Transcribe every entry word for word, but skip the images.
<<<<
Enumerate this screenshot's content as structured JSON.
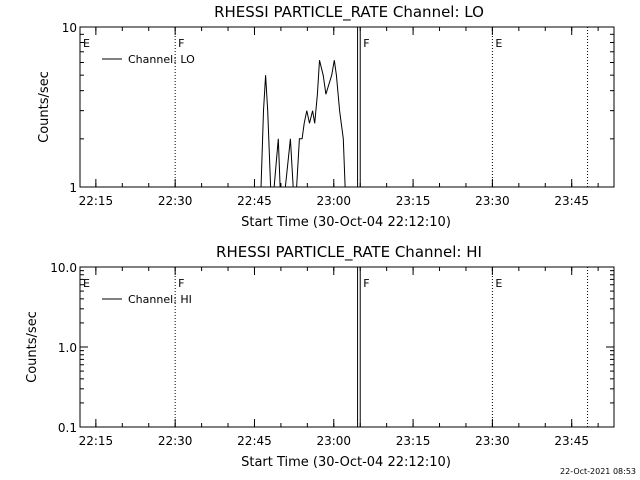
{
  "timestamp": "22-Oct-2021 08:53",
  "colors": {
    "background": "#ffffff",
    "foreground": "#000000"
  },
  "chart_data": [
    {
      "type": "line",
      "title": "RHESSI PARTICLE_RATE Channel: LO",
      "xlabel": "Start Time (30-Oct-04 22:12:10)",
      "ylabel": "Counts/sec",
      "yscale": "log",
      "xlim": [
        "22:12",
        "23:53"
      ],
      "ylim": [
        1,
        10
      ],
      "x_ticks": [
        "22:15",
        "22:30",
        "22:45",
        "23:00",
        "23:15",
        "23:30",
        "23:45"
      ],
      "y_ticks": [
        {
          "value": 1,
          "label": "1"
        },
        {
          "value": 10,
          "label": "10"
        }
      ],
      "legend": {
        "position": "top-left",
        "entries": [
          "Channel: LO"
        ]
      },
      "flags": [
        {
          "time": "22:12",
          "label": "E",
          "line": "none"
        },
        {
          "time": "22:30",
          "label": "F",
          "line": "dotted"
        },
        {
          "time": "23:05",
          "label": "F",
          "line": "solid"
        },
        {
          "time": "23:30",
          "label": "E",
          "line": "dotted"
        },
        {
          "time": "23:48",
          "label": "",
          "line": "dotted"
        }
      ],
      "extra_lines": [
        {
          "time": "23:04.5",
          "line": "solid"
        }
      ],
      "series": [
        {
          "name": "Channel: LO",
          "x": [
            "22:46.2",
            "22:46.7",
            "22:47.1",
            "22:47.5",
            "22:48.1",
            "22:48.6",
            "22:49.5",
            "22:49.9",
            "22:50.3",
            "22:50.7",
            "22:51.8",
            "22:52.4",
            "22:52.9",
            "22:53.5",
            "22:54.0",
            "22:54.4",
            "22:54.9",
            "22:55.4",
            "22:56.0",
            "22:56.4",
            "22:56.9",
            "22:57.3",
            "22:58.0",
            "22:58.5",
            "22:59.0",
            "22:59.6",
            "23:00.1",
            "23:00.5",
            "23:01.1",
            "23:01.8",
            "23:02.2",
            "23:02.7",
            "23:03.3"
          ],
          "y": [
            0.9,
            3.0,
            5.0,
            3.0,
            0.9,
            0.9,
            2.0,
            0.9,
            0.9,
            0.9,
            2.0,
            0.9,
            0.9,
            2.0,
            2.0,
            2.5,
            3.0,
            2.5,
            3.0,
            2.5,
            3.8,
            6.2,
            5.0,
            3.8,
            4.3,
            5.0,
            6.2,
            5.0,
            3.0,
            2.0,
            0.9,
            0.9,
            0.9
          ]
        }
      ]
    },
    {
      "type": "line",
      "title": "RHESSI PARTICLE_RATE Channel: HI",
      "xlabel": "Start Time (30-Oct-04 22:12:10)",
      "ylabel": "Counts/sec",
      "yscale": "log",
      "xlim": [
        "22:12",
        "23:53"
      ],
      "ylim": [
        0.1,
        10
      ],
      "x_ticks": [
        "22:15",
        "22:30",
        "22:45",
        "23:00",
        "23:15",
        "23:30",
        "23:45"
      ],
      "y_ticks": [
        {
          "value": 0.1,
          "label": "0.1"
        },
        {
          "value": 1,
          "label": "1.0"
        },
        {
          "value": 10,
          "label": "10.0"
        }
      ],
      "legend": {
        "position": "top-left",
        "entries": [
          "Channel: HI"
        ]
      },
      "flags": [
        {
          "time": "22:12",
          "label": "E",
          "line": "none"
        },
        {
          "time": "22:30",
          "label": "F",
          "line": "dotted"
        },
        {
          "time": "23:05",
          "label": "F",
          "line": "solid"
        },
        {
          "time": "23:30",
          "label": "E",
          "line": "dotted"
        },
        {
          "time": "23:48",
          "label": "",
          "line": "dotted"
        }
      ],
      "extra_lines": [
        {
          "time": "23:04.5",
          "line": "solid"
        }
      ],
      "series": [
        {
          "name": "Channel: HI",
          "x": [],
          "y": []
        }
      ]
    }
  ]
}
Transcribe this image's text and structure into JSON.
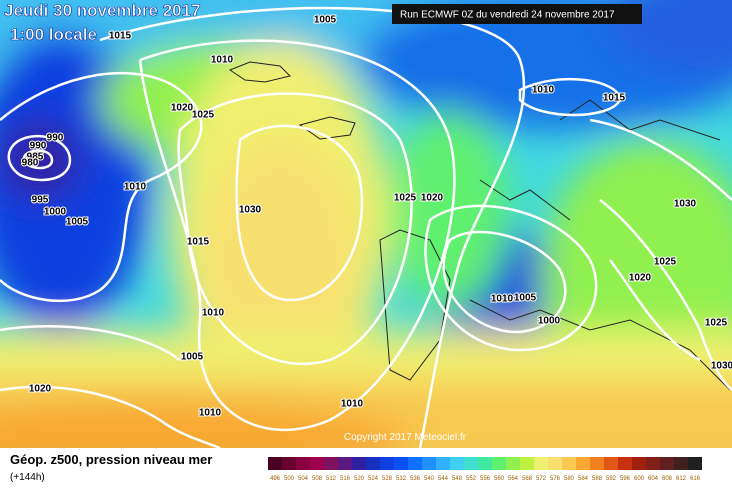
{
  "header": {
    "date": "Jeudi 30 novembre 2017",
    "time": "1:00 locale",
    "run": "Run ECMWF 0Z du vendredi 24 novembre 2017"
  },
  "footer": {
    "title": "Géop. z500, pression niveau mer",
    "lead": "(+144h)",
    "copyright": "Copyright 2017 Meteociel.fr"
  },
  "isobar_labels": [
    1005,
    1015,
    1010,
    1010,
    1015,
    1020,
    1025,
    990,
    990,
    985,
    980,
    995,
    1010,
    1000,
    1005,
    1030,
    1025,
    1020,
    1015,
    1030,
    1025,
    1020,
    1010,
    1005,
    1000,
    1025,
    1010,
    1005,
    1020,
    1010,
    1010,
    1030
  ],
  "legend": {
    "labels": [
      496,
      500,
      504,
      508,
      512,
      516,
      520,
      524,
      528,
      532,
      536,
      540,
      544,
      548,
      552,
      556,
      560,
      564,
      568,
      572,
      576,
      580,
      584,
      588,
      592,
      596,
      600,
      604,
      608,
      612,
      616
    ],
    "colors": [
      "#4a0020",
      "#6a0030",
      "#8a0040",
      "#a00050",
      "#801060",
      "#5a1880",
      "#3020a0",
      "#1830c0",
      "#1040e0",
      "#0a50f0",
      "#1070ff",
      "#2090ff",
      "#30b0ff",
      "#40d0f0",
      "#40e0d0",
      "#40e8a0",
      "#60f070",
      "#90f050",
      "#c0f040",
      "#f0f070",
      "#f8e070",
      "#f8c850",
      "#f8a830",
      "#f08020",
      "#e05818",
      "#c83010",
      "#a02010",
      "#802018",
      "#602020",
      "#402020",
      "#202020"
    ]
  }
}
>>>>
:: Result of this exercise ::
Enumerate this screenshot's content as structured JSON.
{
  "timestamp": "22-Oct-2021 08:53",
  "colors": {
    "background": "#ffffff",
    "foreground": "#000000"
  },
  "chart_data": [
    {
      "type": "line",
      "title": "RHESSI PARTICLE_RATE Channel: LO",
      "xlabel": "Start Time (30-Oct-04 22:12:10)",
      "ylabel": "Counts/sec",
      "yscale": "log",
      "xlim": [
        "22:12",
        "23:53"
      ],
      "ylim": [
        1,
        10
      ],
      "x_ticks": [
        "22:15",
        "22:30",
        "22:45",
        "23:00",
        "23:15",
        "23:30",
        "23:45"
      ],
      "y_ticks": [
        {
          "value": 1,
          "label": "1"
        },
        {
          "value": 10,
          "label": "10"
        }
      ],
      "legend": {
        "position": "top-left",
        "entries": [
          "Channel: LO"
        ]
      },
      "flags": [
        {
          "time": "22:12",
          "label": "E",
          "line": "none"
        },
        {
          "time": "22:30",
          "label": "F",
          "line": "dotted"
        },
        {
          "time": "23:05",
          "label": "F",
          "line": "solid"
        },
        {
          "time": "23:30",
          "label": "E",
          "line": "dotted"
        },
        {
          "time": "23:48",
          "label": "",
          "line": "dotted"
        }
      ],
      "extra_lines": [
        {
          "time": "23:04.5",
          "line": "solid"
        }
      ],
      "series": [
        {
          "name": "Channel: LO",
          "x": [
            "22:46.2",
            "22:46.7",
            "22:47.1",
            "22:47.5",
            "22:48.1",
            "22:48.6",
            "22:49.5",
            "22:49.9",
            "22:50.3",
            "22:50.7",
            "22:51.8",
            "22:52.4",
            "22:52.9",
            "22:53.5",
            "22:54.0",
            "22:54.4",
            "22:54.9",
            "22:55.4",
            "22:56.0",
            "22:56.4",
            "22:56.9",
            "22:57.3",
            "22:58.0",
            "22:58.5",
            "22:59.0",
            "22:59.6",
            "23:00.1",
            "23:00.5",
            "23:01.1",
            "23:01.8",
            "23:02.2",
            "23:02.7",
            "23:03.3"
          ],
          "y": [
            0.9,
            3.0,
            5.0,
            3.0,
            0.9,
            0.9,
            2.0,
            0.9,
            0.9,
            0.9,
            2.0,
            0.9,
            0.9,
            2.0,
            2.0,
            2.5,
            3.0,
            2.5,
            3.0,
            2.5,
            3.8,
            6.2,
            5.0,
            3.8,
            4.3,
            5.0,
            6.2,
            5.0,
            3.0,
            2.0,
            0.9,
            0.9,
            0.9
          ]
        }
      ]
    },
    {
      "type": "line",
      "title": "RHESSI PARTICLE_RATE Channel: HI",
      "xlabel": "Start Time (30-Oct-04 22:12:10)",
      "ylabel": "Counts/sec",
      "yscale": "log",
      "xlim": [
        "22:12",
        "23:53"
      ],
      "ylim": [
        0.1,
        10
      ],
      "x_ticks": [
        "22:15",
        "22:30",
        "22:45",
        "23:00",
        "23:15",
        "23:30",
        "23:45"
      ],
      "y_ticks": [
        {
          "value": 0.1,
          "label": "0.1"
        },
        {
          "value": 1,
          "label": "1.0"
        },
        {
          "value": 10,
          "label": "10.0"
        }
      ],
      "legend": {
        "position": "top-left",
        "entries": [
          "Channel: HI"
        ]
      },
      "flags": [
        {
          "time": "22:12",
          "label": "E",
          "line": "none"
        },
        {
          "time": "22:30",
          "label": "F",
          "line": "dotted"
        },
        {
          "time": "23:05",
          "label": "F",
          "line": "solid"
        },
        {
          "time": "23:30",
          "label": "E",
          "line": "dotted"
        },
        {
          "time": "23:48",
          "label": "",
          "line": "dotted"
        }
      ],
      "extra_lines": [
        {
          "time": "23:04.5",
          "line": "solid"
        }
      ],
      "series": [
        {
          "name": "Channel: HI",
          "x": [],
          "y": []
        }
      ]
    }
  ]
}
Transcribe this image's text and structure into JSON.
{
  "header": {
    "date": "Jeudi 30 novembre 2017",
    "time": "1:00 locale",
    "run": "Run ECMWF 0Z du vendredi 24 novembre 2017"
  },
  "footer": {
    "title": "Géop. z500, pression niveau mer",
    "lead": "(+144h)",
    "copyright": "Copyright 2017 Meteociel.fr"
  },
  "isobar_labels": [
    1005,
    1015,
    1010,
    1010,
    1015,
    1020,
    1025,
    990,
    990,
    985,
    980,
    995,
    1010,
    1000,
    1005,
    1030,
    1025,
    1020,
    1015,
    1030,
    1025,
    1020,
    1010,
    1005,
    1000,
    1025,
    1010,
    1005,
    1020,
    1010,
    1010,
    1030
  ],
  "legend": {
    "labels": [
      496,
      500,
      504,
      508,
      512,
      516,
      520,
      524,
      528,
      532,
      536,
      540,
      544,
      548,
      552,
      556,
      560,
      564,
      568,
      572,
      576,
      580,
      584,
      588,
      592,
      596,
      600,
      604,
      608,
      612,
      616
    ],
    "colors": [
      "#4a0020",
      "#6a0030",
      "#8a0040",
      "#a00050",
      "#801060",
      "#5a1880",
      "#3020a0",
      "#1830c0",
      "#1040e0",
      "#0a50f0",
      "#1070ff",
      "#2090ff",
      "#30b0ff",
      "#40d0f0",
      "#40e0d0",
      "#40e8a0",
      "#60f070",
      "#90f050",
      "#c0f040",
      "#f0f070",
      "#f8e070",
      "#f8c850",
      "#f8a830",
      "#f08020",
      "#e05818",
      "#c83010",
      "#a02010",
      "#802018",
      "#602020",
      "#402020",
      "#202020"
    ]
  }
}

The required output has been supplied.